* Start Records for the task *
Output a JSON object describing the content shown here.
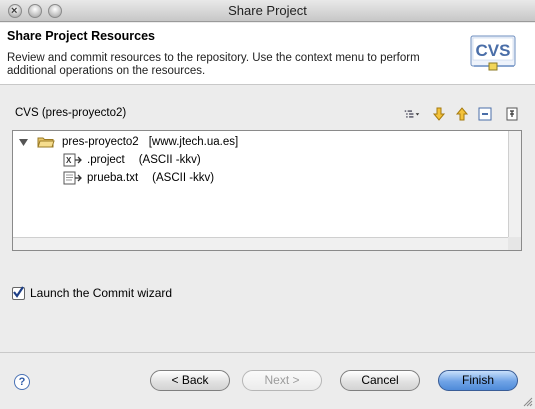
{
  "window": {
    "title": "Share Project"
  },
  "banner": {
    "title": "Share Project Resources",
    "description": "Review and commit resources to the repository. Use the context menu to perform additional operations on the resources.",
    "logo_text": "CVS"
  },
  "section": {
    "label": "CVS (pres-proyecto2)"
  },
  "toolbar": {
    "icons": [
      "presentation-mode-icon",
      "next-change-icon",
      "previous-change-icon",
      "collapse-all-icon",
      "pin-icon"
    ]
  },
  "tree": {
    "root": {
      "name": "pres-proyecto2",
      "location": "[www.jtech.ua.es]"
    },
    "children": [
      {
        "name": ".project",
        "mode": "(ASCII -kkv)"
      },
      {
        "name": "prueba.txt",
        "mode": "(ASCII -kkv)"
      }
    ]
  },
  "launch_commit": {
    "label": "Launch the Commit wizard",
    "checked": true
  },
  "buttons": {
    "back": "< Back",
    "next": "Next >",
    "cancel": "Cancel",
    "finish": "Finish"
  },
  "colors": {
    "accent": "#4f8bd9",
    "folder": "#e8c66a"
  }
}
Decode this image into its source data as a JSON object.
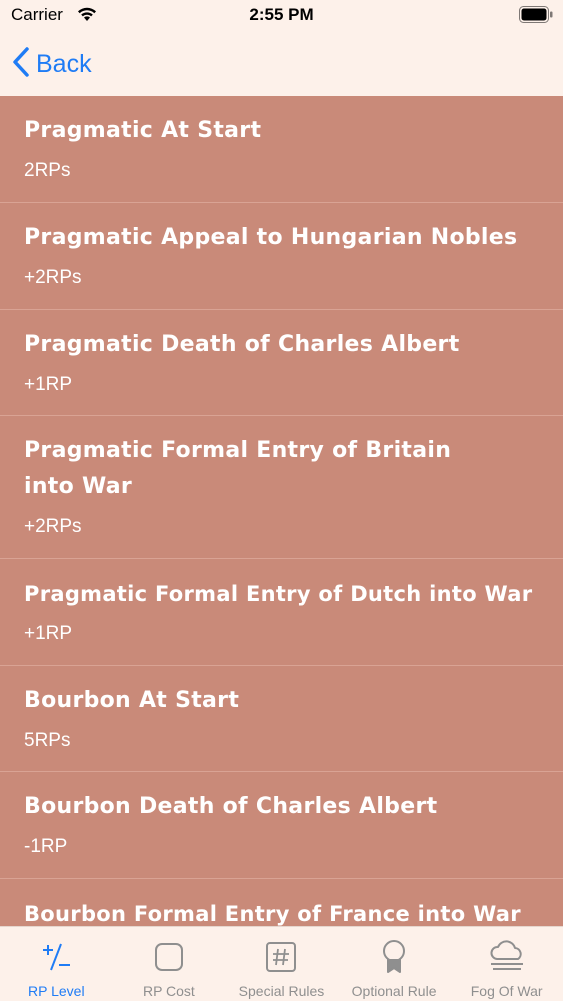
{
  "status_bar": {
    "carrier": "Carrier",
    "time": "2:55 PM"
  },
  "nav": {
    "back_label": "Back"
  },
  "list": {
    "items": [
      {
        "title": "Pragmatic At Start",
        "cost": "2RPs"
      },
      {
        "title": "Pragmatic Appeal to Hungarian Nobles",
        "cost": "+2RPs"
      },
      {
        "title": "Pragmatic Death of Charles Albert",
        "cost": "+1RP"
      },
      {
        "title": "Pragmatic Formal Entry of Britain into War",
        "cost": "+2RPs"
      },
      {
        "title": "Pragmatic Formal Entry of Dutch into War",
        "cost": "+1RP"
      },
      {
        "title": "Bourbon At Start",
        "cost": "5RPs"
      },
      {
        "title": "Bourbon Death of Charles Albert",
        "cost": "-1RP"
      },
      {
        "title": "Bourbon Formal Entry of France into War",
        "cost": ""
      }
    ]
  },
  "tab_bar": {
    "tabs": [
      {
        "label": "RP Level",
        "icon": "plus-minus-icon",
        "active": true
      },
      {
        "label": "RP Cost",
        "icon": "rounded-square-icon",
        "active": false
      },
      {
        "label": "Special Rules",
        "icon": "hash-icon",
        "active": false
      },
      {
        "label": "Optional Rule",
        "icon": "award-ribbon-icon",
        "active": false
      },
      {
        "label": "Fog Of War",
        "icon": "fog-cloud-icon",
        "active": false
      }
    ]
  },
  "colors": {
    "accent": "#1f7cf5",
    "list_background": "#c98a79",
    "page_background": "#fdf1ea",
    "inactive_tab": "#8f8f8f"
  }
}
* End Records for the task *
*Task objective*
Retype every record above exactly as written, but leave out the pictures.

*The output*
Output a JSON object describing the content shown here.
{
  "window": {
    "title": "Share Project"
  },
  "banner": {
    "title": "Share Project Resources",
    "description": "Review and commit resources to the repository. Use the context menu to perform additional operations on the resources.",
    "logo_text": "CVS"
  },
  "section": {
    "label": "CVS (pres-proyecto2)"
  },
  "toolbar": {
    "icons": [
      "presentation-mode-icon",
      "next-change-icon",
      "previous-change-icon",
      "collapse-all-icon",
      "pin-icon"
    ]
  },
  "tree": {
    "root": {
      "name": "pres-proyecto2",
      "location": "[www.jtech.ua.es]"
    },
    "children": [
      {
        "name": ".project",
        "mode": "(ASCII -kkv)"
      },
      {
        "name": "prueba.txt",
        "mode": "(ASCII -kkv)"
      }
    ]
  },
  "launch_commit": {
    "label": "Launch the Commit wizard",
    "checked": true
  },
  "buttons": {
    "back": "< Back",
    "next": "Next >",
    "cancel": "Cancel",
    "finish": "Finish"
  },
  "colors": {
    "accent": "#4f8bd9",
    "folder": "#e8c66a"
  }
}
Decode this image into its source data as a JSON object.
{
  "status_bar": {
    "carrier": "Carrier",
    "time": "2:55 PM"
  },
  "nav": {
    "back_label": "Back"
  },
  "list": {
    "items": [
      {
        "title": "Pragmatic At Start",
        "cost": "2RPs"
      },
      {
        "title": "Pragmatic Appeal to Hungarian Nobles",
        "cost": "+2RPs"
      },
      {
        "title": "Pragmatic Death of Charles Albert",
        "cost": "+1RP"
      },
      {
        "title": "Pragmatic Formal Entry of Britain into War",
        "cost": "+2RPs"
      },
      {
        "title": "Pragmatic Formal Entry of Dutch into War",
        "cost": "+1RP"
      },
      {
        "title": "Bourbon At Start",
        "cost": "5RPs"
      },
      {
        "title": "Bourbon Death of Charles Albert",
        "cost": "-1RP"
      },
      {
        "title": "Bourbon Formal Entry of France into War",
        "cost": ""
      }
    ]
  },
  "tab_bar": {
    "tabs": [
      {
        "label": "RP Level",
        "icon": "plus-minus-icon",
        "active": true
      },
      {
        "label": "RP Cost",
        "icon": "rounded-square-icon",
        "active": false
      },
      {
        "label": "Special Rules",
        "icon": "hash-icon",
        "active": false
      },
      {
        "label": "Optional Rule",
        "icon": "award-ribbon-icon",
        "active": false
      },
      {
        "label": "Fog Of War",
        "icon": "fog-cloud-icon",
        "active": false
      }
    ]
  },
  "colors": {
    "accent": "#1f7cf5",
    "list_background": "#c98a79",
    "page_background": "#fdf1ea",
    "inactive_tab": "#8f8f8f"
  }
}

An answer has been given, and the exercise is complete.